## Exercise requirements
Copy each line of the entries beneath that contains the word "JSON".

— begin —

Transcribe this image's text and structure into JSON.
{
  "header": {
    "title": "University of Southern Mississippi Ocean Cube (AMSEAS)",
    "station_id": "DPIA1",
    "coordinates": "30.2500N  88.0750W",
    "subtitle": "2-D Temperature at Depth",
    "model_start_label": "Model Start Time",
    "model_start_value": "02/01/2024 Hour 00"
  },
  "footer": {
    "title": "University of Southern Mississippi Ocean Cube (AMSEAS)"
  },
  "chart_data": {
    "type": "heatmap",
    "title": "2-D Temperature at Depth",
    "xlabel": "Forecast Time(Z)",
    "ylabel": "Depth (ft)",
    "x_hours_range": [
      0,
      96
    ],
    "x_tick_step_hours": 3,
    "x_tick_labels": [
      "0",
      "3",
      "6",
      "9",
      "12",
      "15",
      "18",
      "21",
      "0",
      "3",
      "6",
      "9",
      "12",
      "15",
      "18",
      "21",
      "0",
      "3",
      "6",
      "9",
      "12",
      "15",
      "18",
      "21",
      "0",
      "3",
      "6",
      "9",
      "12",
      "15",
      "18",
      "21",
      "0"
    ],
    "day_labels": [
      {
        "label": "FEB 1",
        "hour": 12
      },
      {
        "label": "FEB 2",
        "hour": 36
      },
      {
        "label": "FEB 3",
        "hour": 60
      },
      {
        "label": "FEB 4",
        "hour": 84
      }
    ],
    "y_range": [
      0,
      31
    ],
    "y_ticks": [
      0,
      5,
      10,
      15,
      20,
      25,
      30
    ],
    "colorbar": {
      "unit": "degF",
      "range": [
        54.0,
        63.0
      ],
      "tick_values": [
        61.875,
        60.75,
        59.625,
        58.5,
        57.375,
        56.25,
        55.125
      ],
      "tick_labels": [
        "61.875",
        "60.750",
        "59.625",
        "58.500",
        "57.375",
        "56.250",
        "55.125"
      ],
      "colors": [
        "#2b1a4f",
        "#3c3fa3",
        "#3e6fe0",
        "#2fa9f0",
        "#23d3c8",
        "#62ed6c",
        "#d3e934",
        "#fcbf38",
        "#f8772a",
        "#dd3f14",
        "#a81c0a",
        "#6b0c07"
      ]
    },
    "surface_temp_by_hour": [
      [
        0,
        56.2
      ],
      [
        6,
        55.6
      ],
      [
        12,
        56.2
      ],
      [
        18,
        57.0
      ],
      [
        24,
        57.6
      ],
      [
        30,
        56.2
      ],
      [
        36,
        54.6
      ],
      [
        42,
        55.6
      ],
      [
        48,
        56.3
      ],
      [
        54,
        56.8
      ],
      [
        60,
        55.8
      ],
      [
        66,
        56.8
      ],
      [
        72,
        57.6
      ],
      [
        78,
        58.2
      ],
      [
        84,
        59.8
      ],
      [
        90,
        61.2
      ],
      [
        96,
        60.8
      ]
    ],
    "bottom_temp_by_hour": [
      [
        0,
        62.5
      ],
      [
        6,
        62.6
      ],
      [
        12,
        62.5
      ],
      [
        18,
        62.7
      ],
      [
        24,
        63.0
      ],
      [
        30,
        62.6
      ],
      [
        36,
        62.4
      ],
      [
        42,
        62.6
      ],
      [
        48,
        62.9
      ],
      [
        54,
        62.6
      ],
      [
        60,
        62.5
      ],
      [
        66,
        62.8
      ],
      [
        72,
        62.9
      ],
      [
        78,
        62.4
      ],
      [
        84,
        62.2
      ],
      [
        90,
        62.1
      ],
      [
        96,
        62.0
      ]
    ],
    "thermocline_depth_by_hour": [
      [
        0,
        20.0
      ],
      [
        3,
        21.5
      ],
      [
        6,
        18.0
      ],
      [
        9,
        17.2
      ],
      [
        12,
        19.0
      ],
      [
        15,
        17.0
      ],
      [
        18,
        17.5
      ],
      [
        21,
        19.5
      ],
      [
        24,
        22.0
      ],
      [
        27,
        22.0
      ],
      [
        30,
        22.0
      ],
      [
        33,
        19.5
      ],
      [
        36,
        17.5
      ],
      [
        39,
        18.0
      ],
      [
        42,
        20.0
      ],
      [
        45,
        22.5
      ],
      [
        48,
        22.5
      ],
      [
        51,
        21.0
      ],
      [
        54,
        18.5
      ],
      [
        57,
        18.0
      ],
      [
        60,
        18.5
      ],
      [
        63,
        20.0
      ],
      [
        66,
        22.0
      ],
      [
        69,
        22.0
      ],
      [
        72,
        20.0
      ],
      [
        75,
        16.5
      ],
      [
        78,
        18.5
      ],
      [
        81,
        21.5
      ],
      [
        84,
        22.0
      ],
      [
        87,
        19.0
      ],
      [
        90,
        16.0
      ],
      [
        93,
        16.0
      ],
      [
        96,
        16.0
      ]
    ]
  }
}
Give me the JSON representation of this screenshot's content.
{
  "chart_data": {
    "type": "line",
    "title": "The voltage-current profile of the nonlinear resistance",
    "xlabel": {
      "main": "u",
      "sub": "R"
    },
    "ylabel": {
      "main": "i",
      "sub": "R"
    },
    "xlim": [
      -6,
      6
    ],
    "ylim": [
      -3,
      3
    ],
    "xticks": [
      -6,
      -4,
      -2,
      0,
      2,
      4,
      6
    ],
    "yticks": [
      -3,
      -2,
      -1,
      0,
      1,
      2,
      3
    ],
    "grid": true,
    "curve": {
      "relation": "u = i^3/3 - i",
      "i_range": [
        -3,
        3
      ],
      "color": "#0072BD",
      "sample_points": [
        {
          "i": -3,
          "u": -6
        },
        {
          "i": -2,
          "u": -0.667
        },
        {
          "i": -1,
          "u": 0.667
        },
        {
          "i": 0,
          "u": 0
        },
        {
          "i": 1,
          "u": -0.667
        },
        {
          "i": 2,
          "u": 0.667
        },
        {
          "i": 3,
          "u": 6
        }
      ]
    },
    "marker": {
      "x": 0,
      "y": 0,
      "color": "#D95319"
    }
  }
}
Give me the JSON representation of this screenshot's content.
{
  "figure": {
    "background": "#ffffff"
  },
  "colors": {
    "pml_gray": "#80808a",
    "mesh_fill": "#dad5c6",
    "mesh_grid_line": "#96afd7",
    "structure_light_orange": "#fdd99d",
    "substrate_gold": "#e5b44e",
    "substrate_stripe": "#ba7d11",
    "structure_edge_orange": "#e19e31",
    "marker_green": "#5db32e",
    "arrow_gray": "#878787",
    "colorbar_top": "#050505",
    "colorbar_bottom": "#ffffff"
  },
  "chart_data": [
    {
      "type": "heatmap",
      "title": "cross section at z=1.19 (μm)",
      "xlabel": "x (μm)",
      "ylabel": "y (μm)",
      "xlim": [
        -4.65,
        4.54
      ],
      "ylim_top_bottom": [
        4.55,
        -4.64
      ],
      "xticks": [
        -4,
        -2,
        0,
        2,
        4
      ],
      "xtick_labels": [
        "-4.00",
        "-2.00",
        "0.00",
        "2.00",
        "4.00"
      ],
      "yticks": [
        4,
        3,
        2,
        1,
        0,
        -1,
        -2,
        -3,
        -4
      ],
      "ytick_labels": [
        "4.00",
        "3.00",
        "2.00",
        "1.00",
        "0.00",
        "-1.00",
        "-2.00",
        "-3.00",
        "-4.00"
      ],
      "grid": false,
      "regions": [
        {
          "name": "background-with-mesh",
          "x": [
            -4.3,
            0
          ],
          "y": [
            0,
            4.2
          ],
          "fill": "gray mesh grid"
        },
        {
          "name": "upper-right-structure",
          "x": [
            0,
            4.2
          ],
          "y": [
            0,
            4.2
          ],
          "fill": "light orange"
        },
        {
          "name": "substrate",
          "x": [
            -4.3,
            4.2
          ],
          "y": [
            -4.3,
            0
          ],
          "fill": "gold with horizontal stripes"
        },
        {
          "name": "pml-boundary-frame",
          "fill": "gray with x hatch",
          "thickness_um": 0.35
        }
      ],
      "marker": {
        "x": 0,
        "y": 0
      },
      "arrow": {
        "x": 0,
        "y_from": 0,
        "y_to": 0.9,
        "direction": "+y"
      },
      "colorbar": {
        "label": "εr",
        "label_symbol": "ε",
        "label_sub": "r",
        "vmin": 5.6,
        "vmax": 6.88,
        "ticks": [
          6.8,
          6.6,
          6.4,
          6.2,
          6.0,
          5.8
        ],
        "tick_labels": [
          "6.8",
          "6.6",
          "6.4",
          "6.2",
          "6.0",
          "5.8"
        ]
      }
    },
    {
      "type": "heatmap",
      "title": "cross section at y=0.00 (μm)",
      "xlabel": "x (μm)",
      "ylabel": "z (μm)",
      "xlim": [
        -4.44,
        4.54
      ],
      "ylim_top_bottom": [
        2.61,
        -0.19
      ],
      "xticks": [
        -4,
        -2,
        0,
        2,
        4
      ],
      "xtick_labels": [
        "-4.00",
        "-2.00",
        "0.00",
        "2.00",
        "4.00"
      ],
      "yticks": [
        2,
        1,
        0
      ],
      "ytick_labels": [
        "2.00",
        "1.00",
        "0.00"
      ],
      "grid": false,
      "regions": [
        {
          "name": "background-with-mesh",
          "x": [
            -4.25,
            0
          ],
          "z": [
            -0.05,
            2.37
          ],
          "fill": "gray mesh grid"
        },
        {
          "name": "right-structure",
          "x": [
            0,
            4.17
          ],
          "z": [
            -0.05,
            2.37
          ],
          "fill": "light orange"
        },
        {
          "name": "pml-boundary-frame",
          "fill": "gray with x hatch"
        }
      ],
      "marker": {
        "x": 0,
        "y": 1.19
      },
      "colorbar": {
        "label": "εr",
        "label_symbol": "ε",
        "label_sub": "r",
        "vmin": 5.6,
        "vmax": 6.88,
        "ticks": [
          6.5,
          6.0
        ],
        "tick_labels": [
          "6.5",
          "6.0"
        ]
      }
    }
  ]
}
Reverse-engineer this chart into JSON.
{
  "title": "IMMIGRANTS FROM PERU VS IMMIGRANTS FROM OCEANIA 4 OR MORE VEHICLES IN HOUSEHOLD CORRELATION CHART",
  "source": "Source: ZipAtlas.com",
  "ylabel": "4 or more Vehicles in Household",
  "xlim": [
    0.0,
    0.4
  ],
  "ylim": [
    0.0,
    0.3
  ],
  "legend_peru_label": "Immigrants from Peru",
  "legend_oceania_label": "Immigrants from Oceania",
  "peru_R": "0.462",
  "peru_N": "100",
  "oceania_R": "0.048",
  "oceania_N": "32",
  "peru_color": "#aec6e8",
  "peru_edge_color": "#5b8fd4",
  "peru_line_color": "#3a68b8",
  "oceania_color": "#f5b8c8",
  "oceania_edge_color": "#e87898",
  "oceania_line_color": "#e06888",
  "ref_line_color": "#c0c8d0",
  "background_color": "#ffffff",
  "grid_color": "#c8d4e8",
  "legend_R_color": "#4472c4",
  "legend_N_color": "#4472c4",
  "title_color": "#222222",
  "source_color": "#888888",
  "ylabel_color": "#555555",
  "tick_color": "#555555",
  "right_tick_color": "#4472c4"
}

— end —

## Full answer
Transcribe this image's text and structure into JSON.
Give me the JSON representation of this screenshot's content.
Give me the JSON representation of this screenshot's content.
Reverse-engineer this chart into JSON.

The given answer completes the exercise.